**EXERCISE GOAL:** Reproduce everything in the material below, from the line "note-cell [705, 460, 1138, 494]" down to the line "note-cell [705, 391, 1138, 425]", including both of those lines, with each line unchanged.

* BEGIN EXERCISE INPUT *

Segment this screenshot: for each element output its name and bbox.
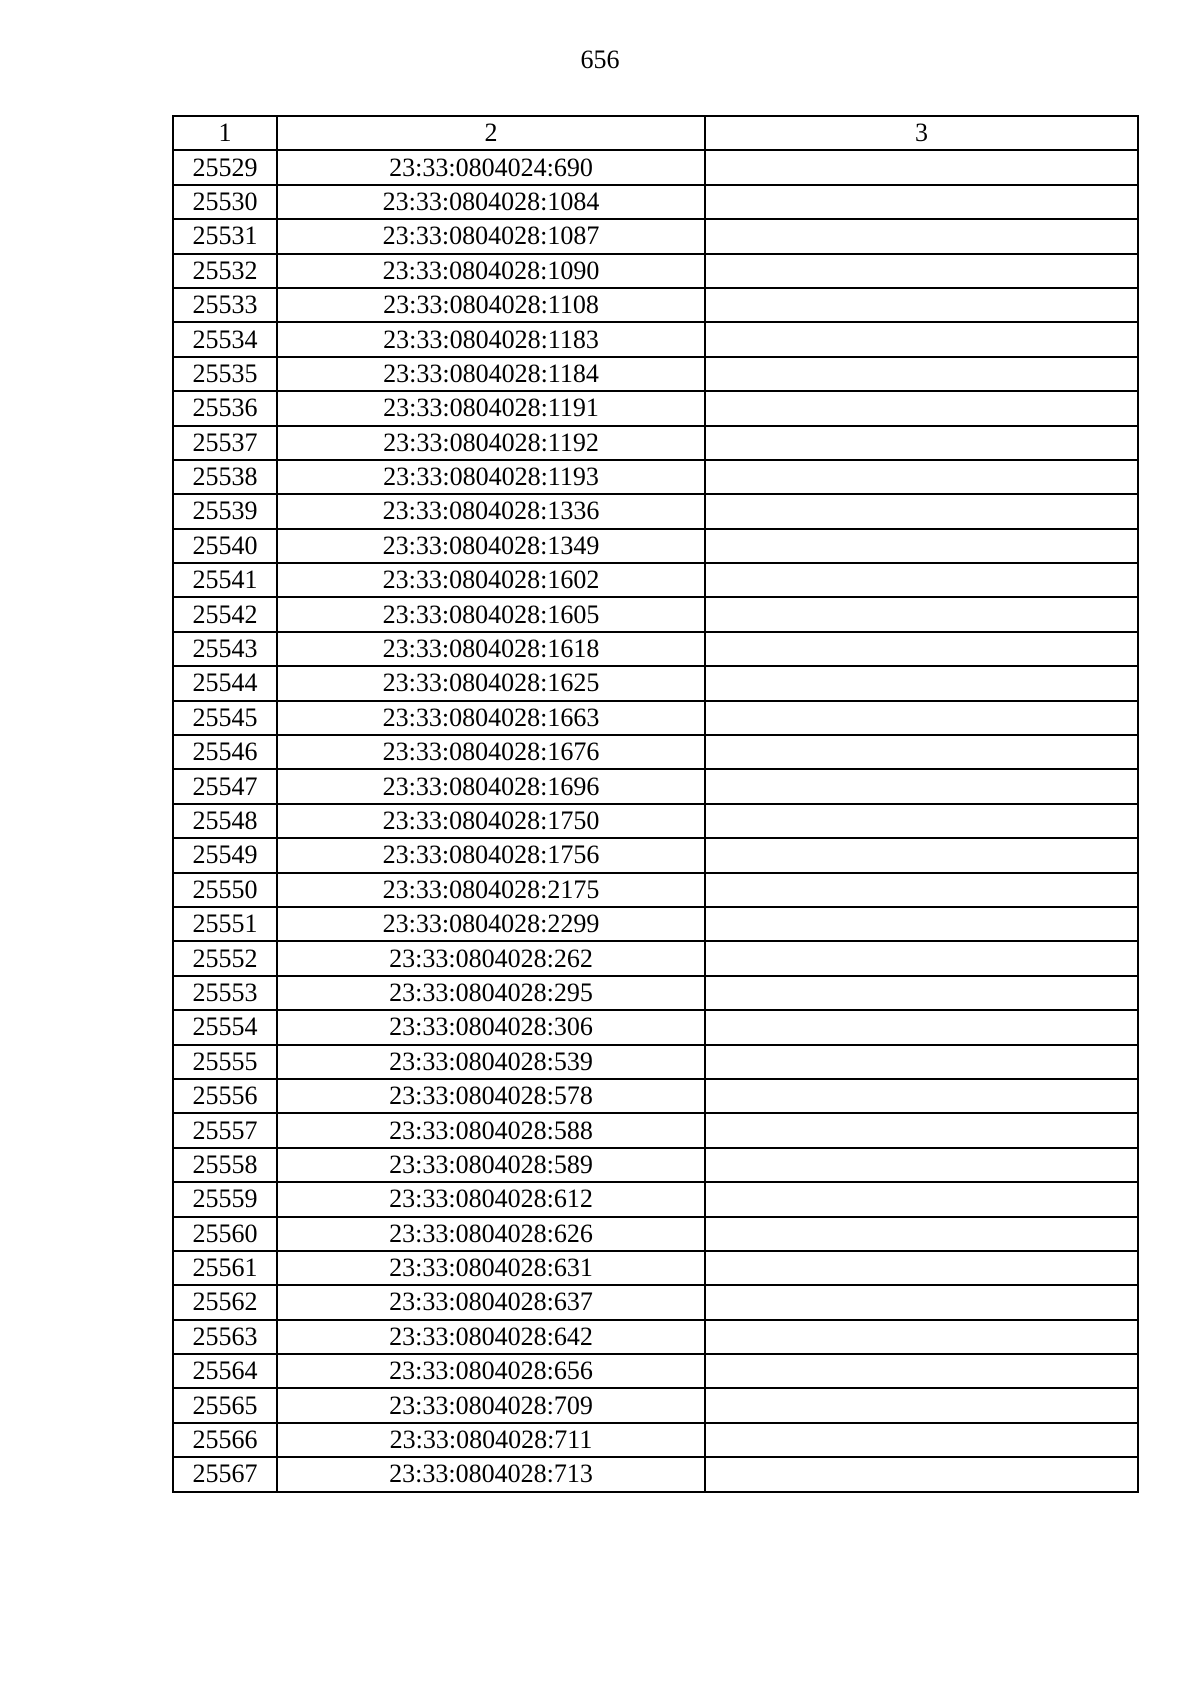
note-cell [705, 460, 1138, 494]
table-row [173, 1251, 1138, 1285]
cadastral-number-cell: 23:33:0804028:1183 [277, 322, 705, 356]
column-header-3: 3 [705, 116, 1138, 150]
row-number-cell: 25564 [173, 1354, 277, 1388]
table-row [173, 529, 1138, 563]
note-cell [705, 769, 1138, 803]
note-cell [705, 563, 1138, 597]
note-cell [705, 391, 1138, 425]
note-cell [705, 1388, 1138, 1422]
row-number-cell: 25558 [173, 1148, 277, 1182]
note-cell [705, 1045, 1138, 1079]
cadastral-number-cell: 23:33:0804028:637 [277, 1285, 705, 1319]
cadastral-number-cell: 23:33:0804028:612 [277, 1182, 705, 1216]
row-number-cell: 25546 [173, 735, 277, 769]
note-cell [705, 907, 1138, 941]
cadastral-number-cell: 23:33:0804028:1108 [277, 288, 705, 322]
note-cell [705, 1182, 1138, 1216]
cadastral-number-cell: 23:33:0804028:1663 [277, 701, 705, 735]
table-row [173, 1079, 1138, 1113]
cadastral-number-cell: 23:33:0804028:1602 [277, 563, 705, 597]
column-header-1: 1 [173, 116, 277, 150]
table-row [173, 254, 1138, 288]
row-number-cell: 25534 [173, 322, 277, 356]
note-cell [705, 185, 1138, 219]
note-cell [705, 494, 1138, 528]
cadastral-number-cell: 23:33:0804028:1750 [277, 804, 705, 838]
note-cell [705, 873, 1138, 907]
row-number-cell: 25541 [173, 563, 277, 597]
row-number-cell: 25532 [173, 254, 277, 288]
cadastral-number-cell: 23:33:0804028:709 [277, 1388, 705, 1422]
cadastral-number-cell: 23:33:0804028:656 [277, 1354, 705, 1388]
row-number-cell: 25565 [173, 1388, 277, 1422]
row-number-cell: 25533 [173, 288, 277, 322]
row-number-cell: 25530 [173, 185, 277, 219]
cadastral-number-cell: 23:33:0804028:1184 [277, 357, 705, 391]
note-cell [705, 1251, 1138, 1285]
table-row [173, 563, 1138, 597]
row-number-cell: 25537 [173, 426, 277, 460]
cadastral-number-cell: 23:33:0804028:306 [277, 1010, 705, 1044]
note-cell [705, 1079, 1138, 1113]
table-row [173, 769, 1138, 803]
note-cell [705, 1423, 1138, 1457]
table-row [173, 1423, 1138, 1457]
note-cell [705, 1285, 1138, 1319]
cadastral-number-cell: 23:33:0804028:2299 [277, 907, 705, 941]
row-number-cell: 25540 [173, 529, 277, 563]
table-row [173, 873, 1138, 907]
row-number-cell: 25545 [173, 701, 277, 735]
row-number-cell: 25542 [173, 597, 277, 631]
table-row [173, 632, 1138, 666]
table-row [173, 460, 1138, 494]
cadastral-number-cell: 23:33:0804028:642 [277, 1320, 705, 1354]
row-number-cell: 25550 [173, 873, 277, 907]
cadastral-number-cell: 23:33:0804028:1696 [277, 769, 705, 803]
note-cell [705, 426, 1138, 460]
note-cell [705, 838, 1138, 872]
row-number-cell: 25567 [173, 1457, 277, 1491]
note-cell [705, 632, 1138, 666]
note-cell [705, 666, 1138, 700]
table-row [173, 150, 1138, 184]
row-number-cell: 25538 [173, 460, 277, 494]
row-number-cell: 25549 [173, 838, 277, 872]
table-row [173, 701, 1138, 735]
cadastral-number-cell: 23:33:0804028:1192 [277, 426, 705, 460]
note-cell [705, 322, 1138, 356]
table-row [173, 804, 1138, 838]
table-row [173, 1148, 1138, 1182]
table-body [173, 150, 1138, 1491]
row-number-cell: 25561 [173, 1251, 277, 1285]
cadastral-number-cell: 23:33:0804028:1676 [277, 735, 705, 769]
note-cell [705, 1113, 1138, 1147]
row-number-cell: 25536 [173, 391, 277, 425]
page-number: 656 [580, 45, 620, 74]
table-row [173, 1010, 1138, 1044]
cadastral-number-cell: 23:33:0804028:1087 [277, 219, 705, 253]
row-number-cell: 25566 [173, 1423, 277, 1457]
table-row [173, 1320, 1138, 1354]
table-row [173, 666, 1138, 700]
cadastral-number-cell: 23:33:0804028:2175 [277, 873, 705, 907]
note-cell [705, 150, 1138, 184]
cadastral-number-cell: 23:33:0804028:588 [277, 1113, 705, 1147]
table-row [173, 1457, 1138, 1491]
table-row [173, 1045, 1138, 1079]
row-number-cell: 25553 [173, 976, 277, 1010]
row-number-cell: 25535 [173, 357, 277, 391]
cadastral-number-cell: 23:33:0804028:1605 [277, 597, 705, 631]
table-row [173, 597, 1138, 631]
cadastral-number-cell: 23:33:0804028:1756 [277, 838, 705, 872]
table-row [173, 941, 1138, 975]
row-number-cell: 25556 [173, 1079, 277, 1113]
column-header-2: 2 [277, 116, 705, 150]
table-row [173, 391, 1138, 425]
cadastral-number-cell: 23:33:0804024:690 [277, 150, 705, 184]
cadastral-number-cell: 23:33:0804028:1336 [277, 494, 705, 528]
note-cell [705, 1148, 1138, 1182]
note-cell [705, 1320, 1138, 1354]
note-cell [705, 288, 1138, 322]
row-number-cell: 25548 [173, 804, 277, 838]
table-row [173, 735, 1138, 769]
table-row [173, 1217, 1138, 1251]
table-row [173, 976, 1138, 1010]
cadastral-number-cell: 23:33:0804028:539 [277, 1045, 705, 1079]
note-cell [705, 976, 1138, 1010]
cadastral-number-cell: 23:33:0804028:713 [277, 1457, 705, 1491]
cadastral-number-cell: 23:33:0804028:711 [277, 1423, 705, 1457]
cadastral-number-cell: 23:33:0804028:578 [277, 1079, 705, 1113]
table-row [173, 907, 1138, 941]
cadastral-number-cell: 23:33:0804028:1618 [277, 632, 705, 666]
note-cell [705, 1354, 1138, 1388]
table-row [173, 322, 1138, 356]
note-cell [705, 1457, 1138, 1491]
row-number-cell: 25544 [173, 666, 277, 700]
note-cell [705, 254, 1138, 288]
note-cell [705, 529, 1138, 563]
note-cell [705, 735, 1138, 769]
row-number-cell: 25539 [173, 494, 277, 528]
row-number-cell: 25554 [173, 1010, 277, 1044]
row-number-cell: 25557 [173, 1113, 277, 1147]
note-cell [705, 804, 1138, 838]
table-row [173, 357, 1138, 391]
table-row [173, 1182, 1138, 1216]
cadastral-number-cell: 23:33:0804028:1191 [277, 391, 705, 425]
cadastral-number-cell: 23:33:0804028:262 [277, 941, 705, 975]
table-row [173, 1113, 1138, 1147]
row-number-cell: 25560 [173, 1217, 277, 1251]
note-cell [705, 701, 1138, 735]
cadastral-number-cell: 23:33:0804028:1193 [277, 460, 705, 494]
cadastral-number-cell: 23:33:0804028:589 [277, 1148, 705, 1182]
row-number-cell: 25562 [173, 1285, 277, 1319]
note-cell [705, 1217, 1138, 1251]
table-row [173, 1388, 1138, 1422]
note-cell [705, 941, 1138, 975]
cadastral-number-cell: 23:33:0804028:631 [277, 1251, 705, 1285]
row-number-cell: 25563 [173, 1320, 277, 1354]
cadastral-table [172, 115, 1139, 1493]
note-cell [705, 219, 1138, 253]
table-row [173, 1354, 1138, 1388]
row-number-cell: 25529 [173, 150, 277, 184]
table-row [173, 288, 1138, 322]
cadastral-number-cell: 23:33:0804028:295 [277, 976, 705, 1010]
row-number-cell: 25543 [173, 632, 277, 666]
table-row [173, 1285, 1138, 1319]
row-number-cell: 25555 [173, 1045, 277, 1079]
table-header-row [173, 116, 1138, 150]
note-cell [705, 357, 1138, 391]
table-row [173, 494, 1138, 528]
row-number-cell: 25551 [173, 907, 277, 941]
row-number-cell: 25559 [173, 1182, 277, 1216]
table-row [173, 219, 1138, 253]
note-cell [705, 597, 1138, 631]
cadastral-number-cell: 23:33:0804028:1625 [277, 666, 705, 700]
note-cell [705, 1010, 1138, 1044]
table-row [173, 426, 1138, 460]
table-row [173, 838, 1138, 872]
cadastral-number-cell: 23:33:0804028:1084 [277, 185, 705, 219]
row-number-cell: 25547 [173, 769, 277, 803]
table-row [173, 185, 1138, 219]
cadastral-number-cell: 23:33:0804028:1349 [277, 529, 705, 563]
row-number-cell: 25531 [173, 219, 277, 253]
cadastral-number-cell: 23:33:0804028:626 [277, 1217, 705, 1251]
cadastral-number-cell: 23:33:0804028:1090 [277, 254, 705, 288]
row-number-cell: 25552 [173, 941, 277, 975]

* END EXERCISE INPUT *

**FINAL RESULT:**
note-cell [705, 460, 1138, 494]
table-row [173, 1251, 1138, 1285]
cadastral-number-cell: 23:33:0804028:1183 [277, 322, 705, 356]
column-header-3: 3 [705, 116, 1138, 150]
row-number-cell: 25564 [173, 1354, 277, 1388]
table-row [173, 529, 1138, 563]
note-cell [705, 769, 1138, 803]
note-cell [705, 563, 1138, 597]
note-cell [705, 391, 1138, 425]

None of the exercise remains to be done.